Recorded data
--
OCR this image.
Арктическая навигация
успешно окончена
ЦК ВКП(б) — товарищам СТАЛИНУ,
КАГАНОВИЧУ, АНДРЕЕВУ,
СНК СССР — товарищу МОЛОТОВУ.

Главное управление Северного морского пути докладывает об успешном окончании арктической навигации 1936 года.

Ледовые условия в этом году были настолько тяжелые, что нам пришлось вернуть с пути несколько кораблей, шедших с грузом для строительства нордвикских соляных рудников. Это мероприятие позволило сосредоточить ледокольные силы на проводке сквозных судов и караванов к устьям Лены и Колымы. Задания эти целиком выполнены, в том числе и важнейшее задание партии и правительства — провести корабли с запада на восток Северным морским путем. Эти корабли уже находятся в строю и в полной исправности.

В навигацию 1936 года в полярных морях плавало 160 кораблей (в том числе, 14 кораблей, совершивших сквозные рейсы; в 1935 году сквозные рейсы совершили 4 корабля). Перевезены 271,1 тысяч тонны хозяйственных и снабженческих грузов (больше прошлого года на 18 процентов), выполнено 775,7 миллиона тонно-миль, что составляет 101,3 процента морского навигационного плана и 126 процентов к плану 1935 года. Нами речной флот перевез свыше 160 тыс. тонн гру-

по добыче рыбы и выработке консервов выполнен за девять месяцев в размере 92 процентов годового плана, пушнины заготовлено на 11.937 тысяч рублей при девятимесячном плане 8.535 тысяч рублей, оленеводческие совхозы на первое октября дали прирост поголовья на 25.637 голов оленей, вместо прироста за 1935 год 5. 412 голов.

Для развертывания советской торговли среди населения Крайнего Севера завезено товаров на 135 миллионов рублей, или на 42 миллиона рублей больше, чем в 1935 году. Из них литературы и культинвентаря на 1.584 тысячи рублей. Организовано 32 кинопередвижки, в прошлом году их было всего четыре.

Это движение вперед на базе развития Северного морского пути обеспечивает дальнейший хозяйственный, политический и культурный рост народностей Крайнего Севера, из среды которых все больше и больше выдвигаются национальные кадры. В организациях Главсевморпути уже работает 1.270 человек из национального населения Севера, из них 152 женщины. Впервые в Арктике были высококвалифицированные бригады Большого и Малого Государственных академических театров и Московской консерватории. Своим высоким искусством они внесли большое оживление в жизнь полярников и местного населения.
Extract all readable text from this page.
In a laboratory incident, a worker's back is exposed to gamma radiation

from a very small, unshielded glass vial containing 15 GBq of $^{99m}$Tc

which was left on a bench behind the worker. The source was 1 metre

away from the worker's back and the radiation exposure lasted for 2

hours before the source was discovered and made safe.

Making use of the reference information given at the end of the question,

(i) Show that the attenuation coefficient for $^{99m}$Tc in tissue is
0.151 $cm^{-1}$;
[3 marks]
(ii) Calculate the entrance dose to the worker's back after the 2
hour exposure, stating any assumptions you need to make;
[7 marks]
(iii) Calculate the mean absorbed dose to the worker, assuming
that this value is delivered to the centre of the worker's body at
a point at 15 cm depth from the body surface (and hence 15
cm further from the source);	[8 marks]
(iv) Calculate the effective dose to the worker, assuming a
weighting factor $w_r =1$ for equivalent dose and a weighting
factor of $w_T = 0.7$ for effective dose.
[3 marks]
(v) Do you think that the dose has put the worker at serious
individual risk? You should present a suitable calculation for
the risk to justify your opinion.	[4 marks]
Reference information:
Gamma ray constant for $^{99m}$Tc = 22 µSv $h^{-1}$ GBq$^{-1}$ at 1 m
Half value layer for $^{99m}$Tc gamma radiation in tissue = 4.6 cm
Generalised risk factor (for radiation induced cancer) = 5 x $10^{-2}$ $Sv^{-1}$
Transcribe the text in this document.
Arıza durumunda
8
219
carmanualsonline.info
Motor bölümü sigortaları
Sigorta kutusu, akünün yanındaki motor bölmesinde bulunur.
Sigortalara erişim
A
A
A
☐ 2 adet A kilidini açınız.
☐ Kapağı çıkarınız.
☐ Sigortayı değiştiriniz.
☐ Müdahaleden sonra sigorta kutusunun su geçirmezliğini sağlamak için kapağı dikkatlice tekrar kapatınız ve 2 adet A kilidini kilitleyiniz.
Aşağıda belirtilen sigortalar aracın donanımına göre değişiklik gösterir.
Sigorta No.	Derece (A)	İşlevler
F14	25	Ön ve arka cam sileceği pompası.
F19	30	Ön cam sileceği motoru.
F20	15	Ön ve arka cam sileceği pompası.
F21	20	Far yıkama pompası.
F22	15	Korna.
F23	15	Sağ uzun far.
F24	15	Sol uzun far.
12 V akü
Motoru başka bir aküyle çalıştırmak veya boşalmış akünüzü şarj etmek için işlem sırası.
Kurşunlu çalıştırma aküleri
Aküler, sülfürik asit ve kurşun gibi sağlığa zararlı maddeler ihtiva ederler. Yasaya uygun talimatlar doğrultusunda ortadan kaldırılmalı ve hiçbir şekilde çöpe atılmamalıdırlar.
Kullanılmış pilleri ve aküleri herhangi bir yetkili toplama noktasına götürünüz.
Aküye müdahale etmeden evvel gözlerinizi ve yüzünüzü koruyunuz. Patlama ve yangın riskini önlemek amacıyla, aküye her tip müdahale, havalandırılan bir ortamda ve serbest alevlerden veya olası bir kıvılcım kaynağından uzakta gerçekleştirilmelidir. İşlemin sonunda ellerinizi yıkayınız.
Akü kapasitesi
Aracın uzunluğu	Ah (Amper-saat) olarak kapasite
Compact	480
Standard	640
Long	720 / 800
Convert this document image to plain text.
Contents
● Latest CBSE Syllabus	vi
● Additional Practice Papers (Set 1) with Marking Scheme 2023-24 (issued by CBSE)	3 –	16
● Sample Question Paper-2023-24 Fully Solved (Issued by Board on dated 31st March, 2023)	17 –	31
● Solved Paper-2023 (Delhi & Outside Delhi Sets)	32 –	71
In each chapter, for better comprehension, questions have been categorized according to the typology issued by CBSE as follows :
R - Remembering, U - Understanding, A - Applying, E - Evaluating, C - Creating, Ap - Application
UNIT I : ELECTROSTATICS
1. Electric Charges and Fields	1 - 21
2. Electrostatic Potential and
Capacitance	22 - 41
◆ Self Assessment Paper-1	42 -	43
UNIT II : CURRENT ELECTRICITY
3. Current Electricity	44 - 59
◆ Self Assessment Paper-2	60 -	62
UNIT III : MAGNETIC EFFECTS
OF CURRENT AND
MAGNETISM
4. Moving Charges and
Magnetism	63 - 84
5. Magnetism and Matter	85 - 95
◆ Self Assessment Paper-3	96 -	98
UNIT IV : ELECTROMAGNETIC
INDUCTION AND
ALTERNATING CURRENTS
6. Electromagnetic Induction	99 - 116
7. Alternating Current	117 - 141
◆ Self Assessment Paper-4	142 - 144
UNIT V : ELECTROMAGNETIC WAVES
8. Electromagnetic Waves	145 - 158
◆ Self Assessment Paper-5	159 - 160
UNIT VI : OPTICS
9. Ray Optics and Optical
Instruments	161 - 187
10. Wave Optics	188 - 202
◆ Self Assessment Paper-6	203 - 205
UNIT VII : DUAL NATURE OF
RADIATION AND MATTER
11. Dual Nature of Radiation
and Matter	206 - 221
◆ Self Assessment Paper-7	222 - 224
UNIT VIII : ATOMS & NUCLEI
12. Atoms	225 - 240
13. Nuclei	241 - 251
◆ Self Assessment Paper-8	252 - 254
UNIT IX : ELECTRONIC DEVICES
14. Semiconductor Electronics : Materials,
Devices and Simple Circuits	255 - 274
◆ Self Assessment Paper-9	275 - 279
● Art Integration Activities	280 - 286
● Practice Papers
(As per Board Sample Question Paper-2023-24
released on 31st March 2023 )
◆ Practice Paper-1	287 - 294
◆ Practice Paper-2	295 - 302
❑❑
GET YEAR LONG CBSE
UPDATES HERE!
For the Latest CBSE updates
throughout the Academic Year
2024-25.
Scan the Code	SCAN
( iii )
--
▸ **Exercise details**:
Note every line above where the string "March" shows up, and copy those lines.

▸ **Finished task**:
● Sample Question Paper-2023-24 Fully Solved (Issued by Board on dated 31st March, 2023)	17 –	31
released on 31st March 2023 )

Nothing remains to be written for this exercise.